What to produce:
What follows is a listing; restate every line of it word for word.

═══

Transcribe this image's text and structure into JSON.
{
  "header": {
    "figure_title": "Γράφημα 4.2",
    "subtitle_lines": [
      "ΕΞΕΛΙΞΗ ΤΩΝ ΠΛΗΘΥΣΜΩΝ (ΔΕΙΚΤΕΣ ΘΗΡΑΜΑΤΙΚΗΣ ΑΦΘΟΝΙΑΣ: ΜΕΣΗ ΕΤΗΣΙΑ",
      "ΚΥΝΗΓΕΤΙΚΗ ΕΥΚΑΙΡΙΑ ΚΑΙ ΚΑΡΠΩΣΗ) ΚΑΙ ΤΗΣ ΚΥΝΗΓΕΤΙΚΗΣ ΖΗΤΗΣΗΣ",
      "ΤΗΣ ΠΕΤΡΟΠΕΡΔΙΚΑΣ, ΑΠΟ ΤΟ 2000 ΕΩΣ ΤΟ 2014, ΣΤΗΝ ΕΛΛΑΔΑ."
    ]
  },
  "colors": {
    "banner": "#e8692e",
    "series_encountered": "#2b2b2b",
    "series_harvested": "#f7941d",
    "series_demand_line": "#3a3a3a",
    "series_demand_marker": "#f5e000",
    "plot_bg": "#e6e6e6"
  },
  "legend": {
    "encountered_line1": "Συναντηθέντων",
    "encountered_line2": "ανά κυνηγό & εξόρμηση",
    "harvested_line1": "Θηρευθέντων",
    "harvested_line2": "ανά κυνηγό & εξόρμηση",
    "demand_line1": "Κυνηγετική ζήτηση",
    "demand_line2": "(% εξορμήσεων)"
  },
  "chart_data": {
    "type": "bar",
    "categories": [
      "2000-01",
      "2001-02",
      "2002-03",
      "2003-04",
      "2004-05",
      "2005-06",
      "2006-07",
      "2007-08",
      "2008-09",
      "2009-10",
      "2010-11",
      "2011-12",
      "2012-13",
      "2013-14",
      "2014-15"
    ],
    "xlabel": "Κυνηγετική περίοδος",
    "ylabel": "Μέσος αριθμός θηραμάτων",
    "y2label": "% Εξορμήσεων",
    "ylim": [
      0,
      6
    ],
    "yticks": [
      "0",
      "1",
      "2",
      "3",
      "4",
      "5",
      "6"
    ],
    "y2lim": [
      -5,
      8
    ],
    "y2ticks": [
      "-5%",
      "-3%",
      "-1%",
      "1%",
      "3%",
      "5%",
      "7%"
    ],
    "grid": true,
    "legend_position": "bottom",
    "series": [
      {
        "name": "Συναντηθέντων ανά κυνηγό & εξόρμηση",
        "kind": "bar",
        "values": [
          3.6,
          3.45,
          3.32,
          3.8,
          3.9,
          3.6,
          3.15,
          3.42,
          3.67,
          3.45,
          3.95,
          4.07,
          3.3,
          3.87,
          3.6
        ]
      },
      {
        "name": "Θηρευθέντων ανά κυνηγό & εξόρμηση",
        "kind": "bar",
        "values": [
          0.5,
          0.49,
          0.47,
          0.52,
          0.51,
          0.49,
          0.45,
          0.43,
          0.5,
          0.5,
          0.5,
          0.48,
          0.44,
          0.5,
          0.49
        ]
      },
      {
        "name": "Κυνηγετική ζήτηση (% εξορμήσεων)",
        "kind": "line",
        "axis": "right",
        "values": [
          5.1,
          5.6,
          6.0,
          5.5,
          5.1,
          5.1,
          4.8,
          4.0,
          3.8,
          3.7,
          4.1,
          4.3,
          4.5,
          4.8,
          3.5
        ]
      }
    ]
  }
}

═══

The solution:
Transcribe this image's text and structure into JSON.
{
  "header": {
    "figure_title": "Γράφημα 4.2",
    "subtitle_lines": [
      "ΕΞΕΛΙΞΗ ΤΩΝ ΠΛΗΘΥΣΜΩΝ (ΔΕΙΚΤΕΣ ΘΗΡΑΜΑΤΙΚΗΣ ΑΦΘΟΝΙΑΣ: ΜΕΣΗ ΕΤΗΣΙΑ",
      "ΚΥΝΗΓΕΤΙΚΗ ΕΥΚΑΙΡΙΑ ΚΑΙ ΚΑΡΠΩΣΗ) ΚΑΙ ΤΗΣ ΚΥΝΗΓΕΤΙΚΗΣ ΖΗΤΗΣΗΣ",
      "ΤΗΣ ΠΕΤΡΟΠΕΡΔΙΚΑΣ, ΑΠΟ ΤΟ 2000 ΕΩΣ ΤΟ 2014, ΣΤΗΝ ΕΛΛΑΔΑ."
    ]
  },
  "colors": {
    "banner": "#e8692e",
    "series_encountered": "#2b2b2b",
    "series_harvested": "#f7941d",
    "series_demand_line": "#3a3a3a",
    "series_demand_marker": "#f5e000",
    "plot_bg": "#e6e6e6"
  },
  "legend": {
    "encountered_line1": "Συναντηθέντων",
    "encountered_line2": "ανά κυνηγό & εξόρμηση",
    "harvested_line1": "Θηρευθέντων",
    "harvested_line2": "ανά κυνηγό & εξόρμηση",
    "demand_line1": "Κυνηγετική ζήτηση",
    "demand_line2": "(% εξορμήσεων)"
  },
  "chart_data": {
    "type": "bar",
    "categories": [
      "2000-01",
      "2001-02",
      "2002-03",
      "2003-04",
      "2004-05",
      "2005-06",
      "2006-07",
      "2007-08",
      "2008-09",
      "2009-10",
      "2010-11",
      "2011-12",
      "2012-13",
      "2013-14",
      "2014-15"
    ],
    "xlabel": "Κυνηγετική περίοδος",
    "ylabel": "Μέσος αριθμός θηραμάτων",
    "y2label": "% Εξορμήσεων",
    "ylim": [
      0,
      6
    ],
    "yticks": [
      "0",
      "1",
      "2",
      "3",
      "4",
      "5",
      "6"
    ],
    "y2lim": [
      -5,
      8
    ],
    "y2ticks": [
      "-5%",
      "-3%",
      "-1%",
      "1%",
      "3%",
      "5%",
      "7%"
    ],
    "grid": true,
    "legend_position": "bottom",
    "series": [
      {
        "name": "Συναντηθέντων ανά κυνηγό & εξόρμηση",
        "kind": "bar",
        "values": [
          3.6,
          3.45,
          3.32,
          3.8,
          3.9,
          3.6,
          3.15,
          3.42,
          3.67,
          3.45,
          3.95,
          4.07,
          3.3,
          3.87,
          3.6
        ]
      },
      {
        "name": "Θηρευθέντων ανά κυνηγό & εξόρμηση",
        "kind": "bar",
        "values": [
          0.5,
          0.49,
          0.47,
          0.52,
          0.51,
          0.49,
          0.45,
          0.43,
          0.5,
          0.5,
          0.5,
          0.48,
          0.44,
          0.5,
          0.49
        ]
      },
      {
        "name": "Κυνηγετική ζήτηση (% εξορμήσεων)",
        "kind": "line",
        "axis": "right",
        "values": [
          5.1,
          5.6,
          6.0,
          5.5,
          5.1,
          5.1,
          4.8,
          4.0,
          3.8,
          3.7,
          4.1,
          4.3,
          4.5,
          4.8,
          3.5
        ]
      }
    ]
  }
}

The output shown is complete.